Please list all lines of the material below in which the string "Extensions" occurs.

───── Task inputs

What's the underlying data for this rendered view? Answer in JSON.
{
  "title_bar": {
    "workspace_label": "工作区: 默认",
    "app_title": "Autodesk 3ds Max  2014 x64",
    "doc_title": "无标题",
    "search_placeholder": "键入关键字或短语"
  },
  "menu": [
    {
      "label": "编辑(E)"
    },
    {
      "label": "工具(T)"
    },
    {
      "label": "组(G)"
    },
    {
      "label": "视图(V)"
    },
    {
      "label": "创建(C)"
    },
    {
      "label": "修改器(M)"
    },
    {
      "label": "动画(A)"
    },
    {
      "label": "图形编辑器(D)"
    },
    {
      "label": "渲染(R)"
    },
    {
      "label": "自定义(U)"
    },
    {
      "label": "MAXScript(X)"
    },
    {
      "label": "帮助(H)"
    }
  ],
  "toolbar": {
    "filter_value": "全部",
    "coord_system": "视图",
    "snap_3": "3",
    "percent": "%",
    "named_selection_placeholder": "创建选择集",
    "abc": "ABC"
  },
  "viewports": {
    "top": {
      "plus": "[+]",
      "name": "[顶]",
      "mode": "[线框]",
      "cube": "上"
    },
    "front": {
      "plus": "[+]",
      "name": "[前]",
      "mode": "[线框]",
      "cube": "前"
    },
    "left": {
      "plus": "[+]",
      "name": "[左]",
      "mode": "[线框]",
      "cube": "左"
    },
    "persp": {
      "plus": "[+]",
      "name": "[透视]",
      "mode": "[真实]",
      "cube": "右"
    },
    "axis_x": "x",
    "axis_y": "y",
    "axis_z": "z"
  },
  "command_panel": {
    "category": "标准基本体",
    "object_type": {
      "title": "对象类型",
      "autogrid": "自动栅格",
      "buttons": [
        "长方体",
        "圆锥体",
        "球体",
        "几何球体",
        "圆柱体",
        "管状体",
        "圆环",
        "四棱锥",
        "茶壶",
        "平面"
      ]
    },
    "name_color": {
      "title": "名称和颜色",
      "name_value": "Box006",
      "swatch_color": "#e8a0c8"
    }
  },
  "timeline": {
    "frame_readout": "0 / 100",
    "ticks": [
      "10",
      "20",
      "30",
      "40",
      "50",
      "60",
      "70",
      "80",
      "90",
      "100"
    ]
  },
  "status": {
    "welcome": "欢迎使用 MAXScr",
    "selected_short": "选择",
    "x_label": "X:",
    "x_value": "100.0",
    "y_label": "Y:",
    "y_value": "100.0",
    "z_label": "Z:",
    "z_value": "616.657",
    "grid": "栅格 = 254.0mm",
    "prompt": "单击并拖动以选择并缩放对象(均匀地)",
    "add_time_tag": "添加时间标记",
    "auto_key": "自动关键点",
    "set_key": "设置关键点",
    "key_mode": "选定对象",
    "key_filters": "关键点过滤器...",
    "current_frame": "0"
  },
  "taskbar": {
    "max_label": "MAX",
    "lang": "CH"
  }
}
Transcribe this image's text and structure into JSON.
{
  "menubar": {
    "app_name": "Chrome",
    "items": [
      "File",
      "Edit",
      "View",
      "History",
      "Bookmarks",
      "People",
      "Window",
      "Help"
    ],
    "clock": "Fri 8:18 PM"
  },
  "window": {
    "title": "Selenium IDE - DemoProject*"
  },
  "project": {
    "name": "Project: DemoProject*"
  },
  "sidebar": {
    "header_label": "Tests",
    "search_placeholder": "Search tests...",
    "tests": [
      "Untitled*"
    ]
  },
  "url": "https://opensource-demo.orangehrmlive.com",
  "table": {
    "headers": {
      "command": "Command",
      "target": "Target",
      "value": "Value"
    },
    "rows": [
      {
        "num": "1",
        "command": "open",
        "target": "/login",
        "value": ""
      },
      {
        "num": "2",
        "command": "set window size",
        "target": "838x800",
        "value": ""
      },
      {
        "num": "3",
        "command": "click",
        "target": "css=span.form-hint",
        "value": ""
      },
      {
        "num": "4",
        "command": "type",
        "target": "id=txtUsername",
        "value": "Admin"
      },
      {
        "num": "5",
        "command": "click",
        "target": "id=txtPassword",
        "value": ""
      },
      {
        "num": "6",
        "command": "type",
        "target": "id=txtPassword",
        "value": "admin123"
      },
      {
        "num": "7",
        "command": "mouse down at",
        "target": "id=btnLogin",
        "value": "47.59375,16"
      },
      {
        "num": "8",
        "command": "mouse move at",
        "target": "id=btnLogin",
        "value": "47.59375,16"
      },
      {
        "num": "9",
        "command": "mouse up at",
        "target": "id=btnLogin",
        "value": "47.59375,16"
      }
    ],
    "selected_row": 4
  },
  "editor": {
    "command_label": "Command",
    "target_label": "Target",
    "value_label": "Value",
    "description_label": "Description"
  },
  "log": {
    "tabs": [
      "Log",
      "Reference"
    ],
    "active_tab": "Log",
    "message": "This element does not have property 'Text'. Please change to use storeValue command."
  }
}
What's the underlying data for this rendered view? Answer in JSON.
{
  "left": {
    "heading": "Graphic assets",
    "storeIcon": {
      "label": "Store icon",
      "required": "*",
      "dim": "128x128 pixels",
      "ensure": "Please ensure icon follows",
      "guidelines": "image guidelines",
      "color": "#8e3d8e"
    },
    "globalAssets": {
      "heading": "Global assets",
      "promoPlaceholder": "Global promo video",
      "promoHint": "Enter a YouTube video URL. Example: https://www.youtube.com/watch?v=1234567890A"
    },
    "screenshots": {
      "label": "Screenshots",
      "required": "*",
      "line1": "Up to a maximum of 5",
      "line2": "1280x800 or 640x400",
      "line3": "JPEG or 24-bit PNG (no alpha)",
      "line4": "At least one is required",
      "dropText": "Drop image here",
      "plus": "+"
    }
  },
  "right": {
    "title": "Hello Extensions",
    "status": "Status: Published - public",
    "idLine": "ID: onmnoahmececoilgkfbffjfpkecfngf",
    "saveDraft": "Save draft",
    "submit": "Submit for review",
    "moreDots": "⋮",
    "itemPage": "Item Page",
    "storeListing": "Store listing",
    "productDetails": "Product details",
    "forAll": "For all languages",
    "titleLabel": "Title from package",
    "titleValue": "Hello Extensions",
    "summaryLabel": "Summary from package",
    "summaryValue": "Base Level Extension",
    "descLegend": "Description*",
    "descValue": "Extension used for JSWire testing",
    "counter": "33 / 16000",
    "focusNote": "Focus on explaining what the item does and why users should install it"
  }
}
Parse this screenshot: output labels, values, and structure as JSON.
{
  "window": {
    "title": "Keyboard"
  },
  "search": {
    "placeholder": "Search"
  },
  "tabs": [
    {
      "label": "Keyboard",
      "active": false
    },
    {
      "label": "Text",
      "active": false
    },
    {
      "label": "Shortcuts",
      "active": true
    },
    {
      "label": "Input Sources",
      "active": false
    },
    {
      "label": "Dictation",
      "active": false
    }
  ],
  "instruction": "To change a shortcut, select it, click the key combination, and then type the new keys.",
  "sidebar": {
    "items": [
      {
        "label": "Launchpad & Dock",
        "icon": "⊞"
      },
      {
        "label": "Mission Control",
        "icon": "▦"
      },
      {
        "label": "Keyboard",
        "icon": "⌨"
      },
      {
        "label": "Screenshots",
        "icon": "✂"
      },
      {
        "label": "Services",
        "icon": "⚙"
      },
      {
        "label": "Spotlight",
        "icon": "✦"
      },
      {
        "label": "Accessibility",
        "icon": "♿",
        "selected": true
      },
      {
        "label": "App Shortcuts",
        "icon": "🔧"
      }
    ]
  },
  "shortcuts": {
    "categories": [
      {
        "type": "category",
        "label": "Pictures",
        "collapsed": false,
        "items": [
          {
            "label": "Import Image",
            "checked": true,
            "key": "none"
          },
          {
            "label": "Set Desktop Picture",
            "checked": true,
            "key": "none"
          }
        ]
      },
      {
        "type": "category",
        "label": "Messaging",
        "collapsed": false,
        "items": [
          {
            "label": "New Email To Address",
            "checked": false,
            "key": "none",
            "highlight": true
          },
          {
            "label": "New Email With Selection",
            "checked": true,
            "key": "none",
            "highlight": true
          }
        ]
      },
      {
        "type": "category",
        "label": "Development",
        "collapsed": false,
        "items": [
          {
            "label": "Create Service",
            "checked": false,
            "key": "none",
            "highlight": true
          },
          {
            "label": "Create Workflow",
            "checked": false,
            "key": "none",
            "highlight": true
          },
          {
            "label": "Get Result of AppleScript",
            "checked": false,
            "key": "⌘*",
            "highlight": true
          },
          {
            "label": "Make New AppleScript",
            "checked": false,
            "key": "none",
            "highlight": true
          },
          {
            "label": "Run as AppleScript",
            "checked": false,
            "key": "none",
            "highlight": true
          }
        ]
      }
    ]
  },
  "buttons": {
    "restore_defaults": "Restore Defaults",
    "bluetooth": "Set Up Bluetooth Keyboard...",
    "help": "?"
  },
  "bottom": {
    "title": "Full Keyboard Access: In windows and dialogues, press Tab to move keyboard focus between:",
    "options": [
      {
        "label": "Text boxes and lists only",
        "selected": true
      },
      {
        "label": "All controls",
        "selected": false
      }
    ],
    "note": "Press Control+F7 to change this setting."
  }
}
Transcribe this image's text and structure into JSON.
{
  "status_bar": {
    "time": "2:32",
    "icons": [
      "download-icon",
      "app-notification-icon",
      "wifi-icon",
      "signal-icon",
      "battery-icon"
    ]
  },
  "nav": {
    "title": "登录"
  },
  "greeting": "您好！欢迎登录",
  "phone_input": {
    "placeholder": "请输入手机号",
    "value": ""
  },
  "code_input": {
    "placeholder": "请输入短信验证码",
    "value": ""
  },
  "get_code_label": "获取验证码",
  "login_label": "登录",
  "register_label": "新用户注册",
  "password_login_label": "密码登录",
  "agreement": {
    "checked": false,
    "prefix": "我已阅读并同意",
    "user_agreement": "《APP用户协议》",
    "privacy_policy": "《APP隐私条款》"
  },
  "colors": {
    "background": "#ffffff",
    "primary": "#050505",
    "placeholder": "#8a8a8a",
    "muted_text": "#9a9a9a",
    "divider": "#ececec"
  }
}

──────────

= Result =
    "title": "Hello Extensions",
    "titleValue": "Hello Extensions",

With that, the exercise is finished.